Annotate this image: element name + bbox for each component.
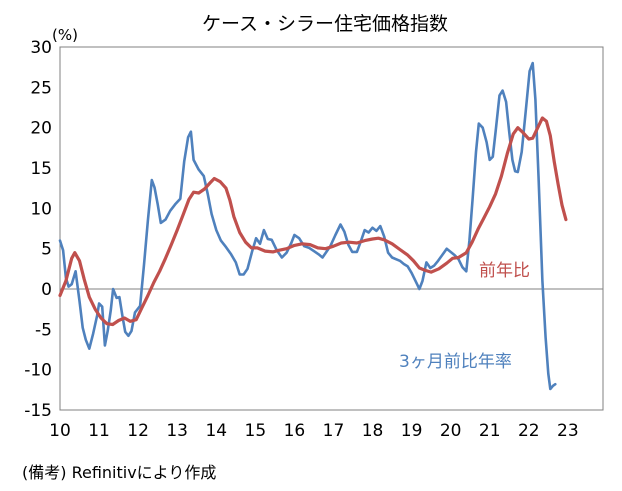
y-tick-label: 20	[30, 119, 52, 139]
x-axis-ticks: 10 11 12 13 14 15 16 17 18 19 20 21 22 23	[49, 421, 578, 441]
y-tick-label: 5	[41, 240, 52, 260]
y-tick-label: -15	[24, 401, 52, 421]
y-tick-label: -10	[24, 361, 52, 381]
y-tick-label: 30	[30, 38, 52, 58]
series-layer	[58, 61, 568, 391]
x-tick-label: 21	[479, 421, 501, 441]
y-tick-label: 25	[30, 78, 52, 98]
annualized-series-label: 3ヶ月前比年率	[399, 352, 512, 372]
x-tick-label: 13	[166, 421, 188, 441]
chart-title: ケース・シラー住宅価格指数	[202, 13, 448, 35]
plot-frame	[59, 46, 604, 411]
series-line-3m-annualized	[58, 61, 557, 391]
y-axis-unit: (%)	[52, 26, 78, 44]
x-tick-label: 16	[284, 421, 306, 441]
x-tick-label: 18	[362, 421, 384, 441]
x-tick-label: 22	[518, 421, 540, 441]
x-tick-label: 20	[440, 421, 462, 441]
x-tick-label: 11	[88, 421, 110, 441]
x-tick-label: 17	[323, 421, 345, 441]
y-tick-label: 0	[41, 280, 52, 300]
yoy-series-label: 前年比	[479, 261, 530, 281]
series-line-yoy	[58, 116, 568, 327]
x-tick-label: 19	[401, 421, 423, 441]
x-tick-label: 14	[205, 421, 227, 441]
x-tick-label: 10	[49, 421, 71, 441]
x-tick-label: 23	[557, 421, 579, 441]
x-tick-label: 15	[245, 421, 267, 441]
y-tick-label: 15	[30, 159, 52, 179]
x-tick-label: 12	[127, 421, 149, 441]
y-axis-ticks: 30 25 20 15 10 5 0 -5 -10 -15	[24, 38, 52, 421]
y-tick-label: 10	[30, 199, 52, 219]
footnote: (備考) Refinitivにより作成	[22, 463, 216, 482]
y-tick-label: -5	[35, 320, 52, 340]
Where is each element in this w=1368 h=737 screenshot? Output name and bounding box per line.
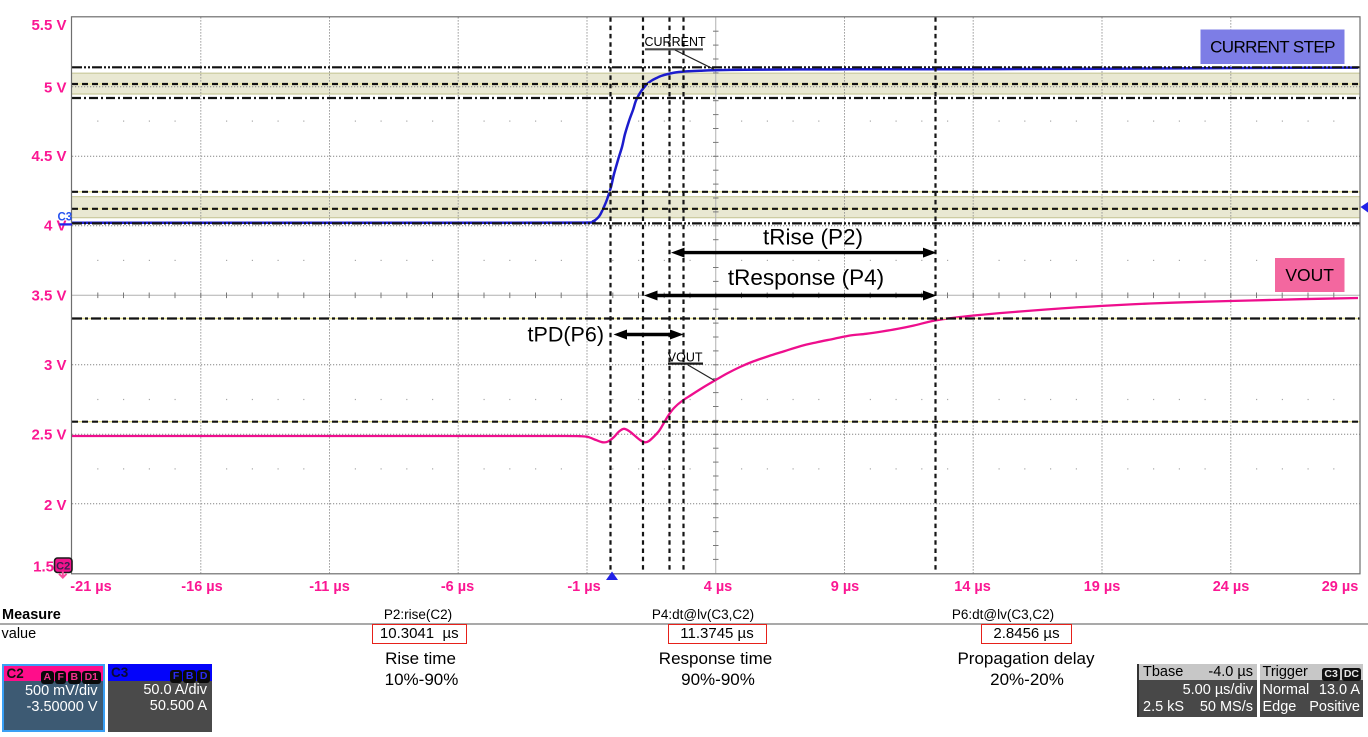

◇ ◇ ◇

Exercise description:
In the material, take the part that opens with the line containing "119, 52, 139]" and closes with the line containing "78, 52, 98]", rename every "y-tick-label" in it to "y-axis-label", and keep everything else the same. Return only those lines.

Result:
y-axis-label: 20	[30, 119, 52, 139]
x-axis-ticks: 10 11 12 13 14 15 16 17 18 19 20 21 22 23	[49, 421, 578, 441]
y-axis-label: 5	[41, 240, 52, 260]
y-axis-label: -15	[24, 401, 52, 421]
y-axis-label: -10	[24, 361, 52, 381]
y-axis-label: 30	[30, 38, 52, 58]
series-layer	[58, 61, 568, 391]
x-tick-label: 21	[479, 421, 501, 441]
y-axis-label: 25	[30, 78, 52, 98]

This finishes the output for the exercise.